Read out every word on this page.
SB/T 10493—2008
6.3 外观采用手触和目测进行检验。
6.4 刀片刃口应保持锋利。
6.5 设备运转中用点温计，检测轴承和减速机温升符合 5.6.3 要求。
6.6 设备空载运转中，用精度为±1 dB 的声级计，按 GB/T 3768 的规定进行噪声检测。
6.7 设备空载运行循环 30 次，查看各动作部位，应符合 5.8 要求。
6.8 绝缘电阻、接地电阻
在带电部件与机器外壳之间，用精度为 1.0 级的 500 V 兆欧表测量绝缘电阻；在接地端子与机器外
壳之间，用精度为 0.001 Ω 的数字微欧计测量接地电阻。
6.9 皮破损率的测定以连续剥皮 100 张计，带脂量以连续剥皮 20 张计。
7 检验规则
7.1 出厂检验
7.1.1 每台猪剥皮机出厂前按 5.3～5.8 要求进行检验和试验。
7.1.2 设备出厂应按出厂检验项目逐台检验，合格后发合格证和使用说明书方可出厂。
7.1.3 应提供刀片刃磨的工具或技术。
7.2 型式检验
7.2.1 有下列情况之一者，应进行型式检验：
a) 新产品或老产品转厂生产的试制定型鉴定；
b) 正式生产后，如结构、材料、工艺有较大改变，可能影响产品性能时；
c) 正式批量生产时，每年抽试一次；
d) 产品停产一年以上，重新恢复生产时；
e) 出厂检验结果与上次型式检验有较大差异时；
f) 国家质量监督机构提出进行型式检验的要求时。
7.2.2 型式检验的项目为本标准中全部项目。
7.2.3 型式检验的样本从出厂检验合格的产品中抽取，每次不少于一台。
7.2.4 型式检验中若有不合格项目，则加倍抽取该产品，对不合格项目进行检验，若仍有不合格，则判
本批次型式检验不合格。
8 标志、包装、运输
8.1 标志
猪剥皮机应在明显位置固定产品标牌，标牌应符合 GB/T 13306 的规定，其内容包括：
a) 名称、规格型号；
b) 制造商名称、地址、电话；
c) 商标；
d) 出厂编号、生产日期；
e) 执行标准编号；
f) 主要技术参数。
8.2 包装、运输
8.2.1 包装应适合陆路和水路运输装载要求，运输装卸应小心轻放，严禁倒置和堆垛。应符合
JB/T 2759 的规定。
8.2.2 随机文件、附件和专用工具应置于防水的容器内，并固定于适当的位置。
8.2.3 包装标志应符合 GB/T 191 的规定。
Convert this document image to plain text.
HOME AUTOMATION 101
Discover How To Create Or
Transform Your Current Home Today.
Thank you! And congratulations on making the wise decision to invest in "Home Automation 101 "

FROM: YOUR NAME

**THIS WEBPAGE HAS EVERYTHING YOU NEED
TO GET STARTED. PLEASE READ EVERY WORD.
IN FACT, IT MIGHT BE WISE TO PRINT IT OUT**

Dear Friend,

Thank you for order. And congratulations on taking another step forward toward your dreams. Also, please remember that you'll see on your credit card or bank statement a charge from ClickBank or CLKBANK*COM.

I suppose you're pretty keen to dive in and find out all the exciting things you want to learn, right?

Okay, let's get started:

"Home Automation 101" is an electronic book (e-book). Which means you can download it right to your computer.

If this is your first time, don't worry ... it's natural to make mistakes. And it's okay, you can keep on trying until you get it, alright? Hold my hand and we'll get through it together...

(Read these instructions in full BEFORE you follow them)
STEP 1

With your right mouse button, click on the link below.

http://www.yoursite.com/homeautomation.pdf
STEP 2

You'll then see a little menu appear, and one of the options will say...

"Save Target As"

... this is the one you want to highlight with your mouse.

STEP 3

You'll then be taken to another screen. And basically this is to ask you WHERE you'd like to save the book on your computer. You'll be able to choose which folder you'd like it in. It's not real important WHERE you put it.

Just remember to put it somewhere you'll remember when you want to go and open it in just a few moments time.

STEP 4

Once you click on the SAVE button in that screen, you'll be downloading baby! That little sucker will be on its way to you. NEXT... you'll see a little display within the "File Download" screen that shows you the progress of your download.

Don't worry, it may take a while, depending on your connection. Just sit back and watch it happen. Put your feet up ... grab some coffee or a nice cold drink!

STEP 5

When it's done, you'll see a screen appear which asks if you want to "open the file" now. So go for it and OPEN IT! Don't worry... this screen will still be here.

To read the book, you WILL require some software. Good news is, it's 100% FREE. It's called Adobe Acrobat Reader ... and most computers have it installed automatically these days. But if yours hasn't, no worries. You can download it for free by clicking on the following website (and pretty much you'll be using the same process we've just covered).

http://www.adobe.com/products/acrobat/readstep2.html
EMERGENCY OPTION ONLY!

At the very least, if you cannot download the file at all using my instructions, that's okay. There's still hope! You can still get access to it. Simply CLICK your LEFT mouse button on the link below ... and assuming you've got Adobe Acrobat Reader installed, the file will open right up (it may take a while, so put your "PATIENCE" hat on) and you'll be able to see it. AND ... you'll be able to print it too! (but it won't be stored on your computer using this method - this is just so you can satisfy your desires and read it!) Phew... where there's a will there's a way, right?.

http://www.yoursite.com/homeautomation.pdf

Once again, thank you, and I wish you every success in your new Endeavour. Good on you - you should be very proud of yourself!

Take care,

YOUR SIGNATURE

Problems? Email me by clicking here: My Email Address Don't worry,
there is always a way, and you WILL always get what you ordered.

_EXERCISE BRIEF_.
Please set down the whole listing above without altering a single line.

_SOLUTION FOR THIS PROBLEM_.
Read out every word on this page.
SB/T 10493—2008
6.3 外观采用手触和目测进行检验。
6.4 刀片刃口应保持锋利。
6.5 设备运转中用点温计，检测轴承和减速机温升符合 5.6.3 要求。
6.6 设备空载运转中，用精度为±1 dB 的声级计，按 GB/T 3768 的规定进行噪声检测。
6.7 设备空载运行循环 30 次，查看各动作部位，应符合 5.8 要求。
6.8 绝缘电阻、接地电阻
在带电部件与机器外壳之间，用精度为 1.0 级的 500 V 兆欧表测量绝缘电阻；在接地端子与机器外
壳之间，用精度为 0.001 Ω 的数字微欧计测量接地电阻。
6.9 皮破损率的测定以连续剥皮 100 张计，带脂量以连续剥皮 20 张计。
7 检验规则
7.1 出厂检验
7.1.1 每台猪剥皮机出厂前按 5.3～5.8 要求进行检验和试验。
7.1.2 设备出厂应按出厂检验项目逐台检验，合格后发合格证和使用说明书方可出厂。
7.1.3 应提供刀片刃磨的工具或技术。
7.2 型式检验
7.2.1 有下列情况之一者，应进行型式检验：
a) 新产品或老产品转厂生产的试制定型鉴定；
b) 正式生产后，如结构、材料、工艺有较大改变，可能影响产品性能时；
c) 正式批量生产时，每年抽试一次；
d) 产品停产一年以上，重新恢复生产时；
e) 出厂检验结果与上次型式检验有较大差异时；
f) 国家质量监督机构提出进行型式检验的要求时。
7.2.2 型式检验的项目为本标准中全部项目。
7.2.3 型式检验的样本从出厂检验合格的产品中抽取，每次不少于一台。
7.2.4 型式检验中若有不合格项目，则加倍抽取该产品，对不合格项目进行检验，若仍有不合格，则判
本批次型式检验不合格。
8 标志、包装、运输
8.1 标志
猪剥皮机应在明显位置固定产品标牌，标牌应符合 GB/T 13306 的规定，其内容包括：
a) 名称、规格型号；
b) 制造商名称、地址、电话；
c) 商标；
d) 出厂编号、生产日期；
e) 执行标准编号；
f) 主要技术参数。
8.2 包装、运输
8.2.1 包装应适合陆路和水路运输装载要求，运输装卸应小心轻放，严禁倒置和堆垛。应符合
JB/T 2759 的规定。
8.2.2 随机文件、附件和专用工具应置于防水的容器内，并固定于适当的位置。
8.2.3 包装标志应符合 GB/T 191 的规定。
Convert this document image to plain text.
HOME AUTOMATION 101
Discover How To Create Or
Transform Your Current Home Today.
Thank you! And congratulations on making the wise decision to invest in "Home Automation 101 "

FROM: YOUR NAME

**THIS WEBPAGE HAS EVERYTHING YOU NEED
TO GET STARTED. PLEASE READ EVERY WORD.
IN FACT, IT MIGHT BE WISE TO PRINT IT OUT**

Dear Friend,

Thank you for order. And congratulations on taking another step forward toward your dreams. Also, please remember that you'll see on your credit card or bank statement a charge from ClickBank or CLKBANK*COM.

I suppose you're pretty keen to dive in and find out all the exciting things you want to learn, right?

Okay, let's get started:

"Home Automation 101" is an electronic book (e-book). Which means you can download it right to your computer.

If this is your first time, don't worry ... it's natural to make mistakes. And it's okay, you can keep on trying until you get it, alright? Hold my hand and we'll get through it together...

(Read these instructions in full BEFORE you follow them)
STEP 1

With your right mouse button, click on the link below.

http://www.yoursite.com/homeautomation.pdf
STEP 2

You'll then see a little menu appear, and one of the options will say...

"Save Target As"

... this is the one you want to highlight with your mouse.

STEP 3

You'll then be taken to another screen. And basically this is to ask you WHERE you'd like to save the book on your computer. You'll be able to choose which folder you'd like it in. It's not real important WHERE you put it.

Just remember to put it somewhere you'll remember when you want to go and open it in just a few moments time.

STEP 4

Once you click on the SAVE button in that screen, you'll be downloading baby! That little sucker will be on its way to you. NEXT... you'll see a little display within the "File Download" screen that shows you the progress of your download.

Don't worry, it may take a while, depending on your connection. Just sit back and watch it happen. Put your feet up ... grab some coffee or a nice cold drink!

STEP 5

When it's done, you'll see a screen appear which asks if you want to "open the file" now. So go for it and OPEN IT! Don't worry... this screen will still be here.

To read the book, you WILL require some software. Good news is, it's 100% FREE. It's called Adobe Acrobat Reader ... and most computers have it installed automatically these days. But if yours hasn't, no worries. You can download it for free by clicking on the following website (and pretty much you'll be using the same process we've just covered).

http://www.adobe.com/products/acrobat/readstep2.html
EMERGENCY OPTION ONLY!

At the very least, if you cannot download the file at all using my instructions, that's okay. There's still hope! You can still get access to it. Simply CLICK your LEFT mouse button on the link below ... and assuming you've got Adobe Acrobat Reader installed, the file will open right up (it may take a while, so put your "PATIENCE" hat on) and you'll be able to see it. AND ... you'll be able to print it too! (but it won't be stored on your computer using this method - this is just so you can satisfy your desires and read it!) Phew... where there's a will there's a way, right?.

http://www.yoursite.com/homeautomation.pdf

Once again, thank you, and I wish you every success in your new Endeavour. Good on you - you should be very proud of yourself!

Take care,

YOUR SIGNATURE

Problems? Email me by clicking here: My Email Address Don't worry,
there is always a way, and you WILL always get what you ordered.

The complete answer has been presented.